* **List of tasks**
(1) Answer these questions from the excerpt on the sculptor Aarons below:
(a) In what year was the commemorative medal for the 350th Anniversary of the City of Gloucester made?
(b) Which organization held an exhibition of his work in the summer of 2003?
(c) About what year did Aarons move to Gloucester full-time?
(2) Translate this sentence from the excerpt on the sculptor Aarons into Spanish: "In the summer of 2003, the North Shore Arts Association of Gloucester held an exhibition of his work, and following is information that the North Shore Arts Association gathered for that exhibition."

* **Document excerpt**
┄┄┄┄┄┄┄┄┄┄

He did reliefs for Siefer Hall at Brandeis University in Waltham, Massachusetts (1950); Edward Filene (the founder of Filene's Department Store and a philanthropist) on the Boston Common; Fireman's Memorial in Beverly, Massachusetts; a memorial to Mitchell Frieman in Boston; the U.S. Post Office in Ripley, Mississippi; and at the Cincinnati Telephone Building; the Combined Jewish Philanthropies building in Boston (1965); and a commemorative medal for the 350th Anniversary of the City of Gloucester, Massachusetts (1972).

In the summer of 2003, the North Shore Arts Association of Gloucester held an exhibition of his work, and following is information that the North Shore Arts Association gathered for that exhibition.

Aarons summered and taught classes on Cape Ann for many years before moving to Gloucester full-time with his wife about 1950. While Aarons is best known locally for his domestic-scale works, he also executed numerous monumental, public commissions that can be found throughout the United States in cities such as Washington, D.C.; Baltimore, Maryland; and Cincinnati, Ohio; as well as in France and Israel.

┄┄┄┄┄┄┄┄┄┄

* **Entries provided**
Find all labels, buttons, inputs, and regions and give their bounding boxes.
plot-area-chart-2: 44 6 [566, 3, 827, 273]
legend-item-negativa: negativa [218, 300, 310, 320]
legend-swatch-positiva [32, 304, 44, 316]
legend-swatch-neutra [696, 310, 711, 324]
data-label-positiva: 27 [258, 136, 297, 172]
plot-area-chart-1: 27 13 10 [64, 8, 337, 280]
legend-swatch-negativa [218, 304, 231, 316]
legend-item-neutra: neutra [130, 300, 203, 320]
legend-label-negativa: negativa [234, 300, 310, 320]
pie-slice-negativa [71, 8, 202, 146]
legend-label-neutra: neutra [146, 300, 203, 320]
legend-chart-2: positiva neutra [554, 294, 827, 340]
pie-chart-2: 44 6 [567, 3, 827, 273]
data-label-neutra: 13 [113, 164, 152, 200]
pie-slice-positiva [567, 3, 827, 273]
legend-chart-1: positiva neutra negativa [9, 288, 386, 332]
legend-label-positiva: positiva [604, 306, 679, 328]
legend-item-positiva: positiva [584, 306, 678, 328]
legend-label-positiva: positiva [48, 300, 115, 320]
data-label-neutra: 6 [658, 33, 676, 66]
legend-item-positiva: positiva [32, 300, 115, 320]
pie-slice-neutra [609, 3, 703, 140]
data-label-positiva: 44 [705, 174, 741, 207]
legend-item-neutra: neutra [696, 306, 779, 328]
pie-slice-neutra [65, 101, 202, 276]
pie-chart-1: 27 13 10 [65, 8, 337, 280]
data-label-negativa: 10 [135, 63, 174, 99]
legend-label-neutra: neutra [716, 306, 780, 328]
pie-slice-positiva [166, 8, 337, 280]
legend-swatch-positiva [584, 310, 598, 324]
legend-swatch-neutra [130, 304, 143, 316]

┄┄┄┄┄┄┄┄┄┄

* **Solved problems**
(1)
(a) 1972
(b) The North Shore Arts Association of Gloucester
(c) About 1950

(2) En el verano de 2003, la North Shore Arts Association de Gloucester celebró una exposición de su obra, y a continuación se presenta la información que la North Shore Arts Association reunió para esa exposición.